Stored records
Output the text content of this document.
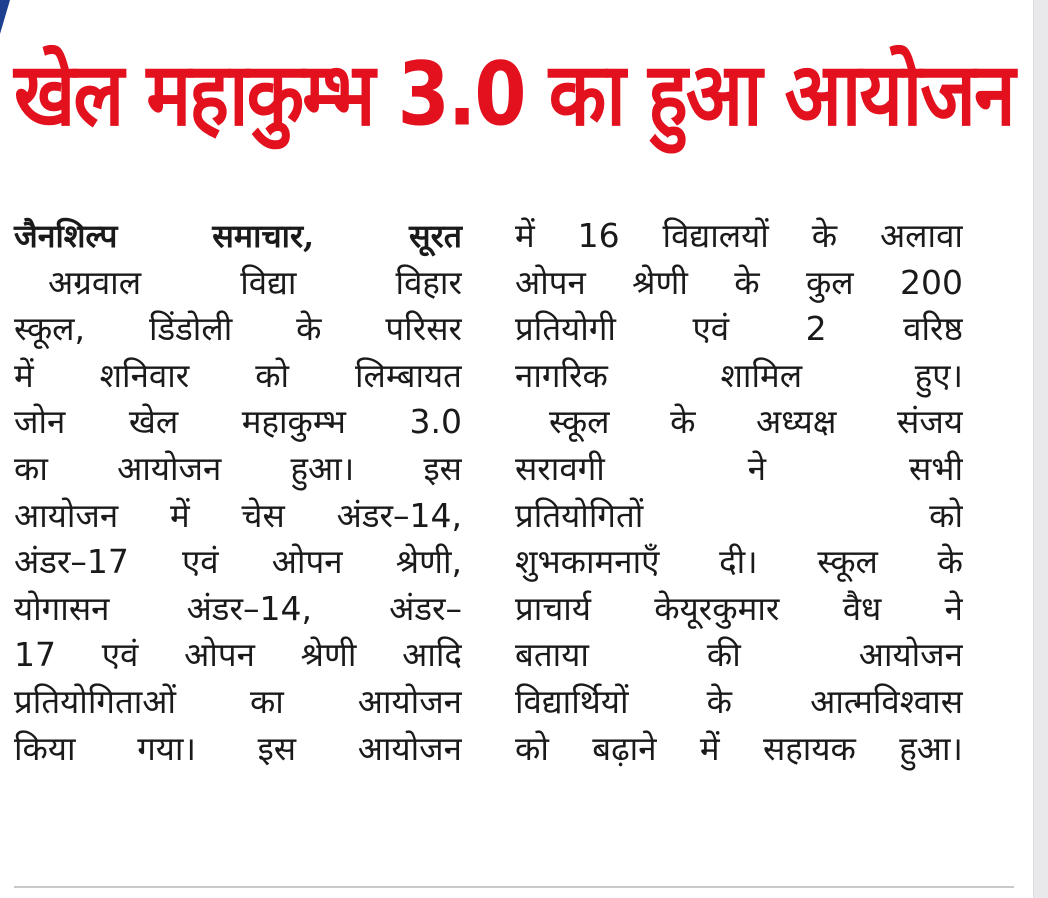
खेल महाकुम्भ 3.0 का हुआ आयोजन
जैनशिल्प समाचार, सूरत
अग्रवाल	विद्या	विहार
स्कूल, डिंडोली के परिसर
में शनिवार को लिम्बायत
जोन खेल महाकुम्भ 3.0
का आयोजन हुआ। इस
आयोजन में चेस अंडर–14,
अंडर–17 एवं ओपन श्रेणी,
योगासन अंडर–14, अंडर–
17 एवं ओपन श्रेणी आदि
प्रतियोगिताओं का आयोजन
किया गया। इस आयोजन
में 16 विद्यालयों के अलावा
ओपन श्रेणी के कुल 200
प्रतियोगी एवं 2 वरिष्ठ
नागरिक	शामिल	हुए।
स्कूल के अध्यक्ष संजय
सरावगी	ने	सभी
प्रतियोगितों	को
शुभकामनाएँ दी। स्कूल के
प्राचार्य केयूरकुमार वैध ने
बताया	की	आयोजन
विद्यार्थियों के आत्मविश्वास
को बढ़ाने में सहायक हुआ।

[DIRECTION]
Leave the pictures out and print the records above exactly as they stand.

[ANSWER TO THIS EXERCISE]
Output the text content of this document.
खेल महाकुम्भ 3.0 का हुआ आयोजन
जैनशिल्प समाचार, सूरत
अग्रवाल	विद्या	विहार
स्कूल, डिंडोली के परिसर
में शनिवार को लिम्बायत
जोन खेल महाकुम्भ 3.0
का आयोजन हुआ। इस
आयोजन में चेस अंडर–14,
अंडर–17 एवं ओपन श्रेणी,
योगासन अंडर–14, अंडर–
17 एवं ओपन श्रेणी आदि
प्रतियोगिताओं का आयोजन
किया गया। इस आयोजन
में 16 विद्यालयों के अलावा
ओपन श्रेणी के कुल 200
प्रतियोगी एवं 2 वरिष्ठ
नागरिक	शामिल	हुए।
स्कूल के अध्यक्ष संजय
सरावगी	ने	सभी
प्रतियोगितों	को
शुभकामनाएँ दी। स्कूल के
प्राचार्य केयूरकुमार वैध ने
बताया	की	आयोजन
विद्यार्थियों के आत्मविश्वास
को बढ़ाने में सहायक हुआ।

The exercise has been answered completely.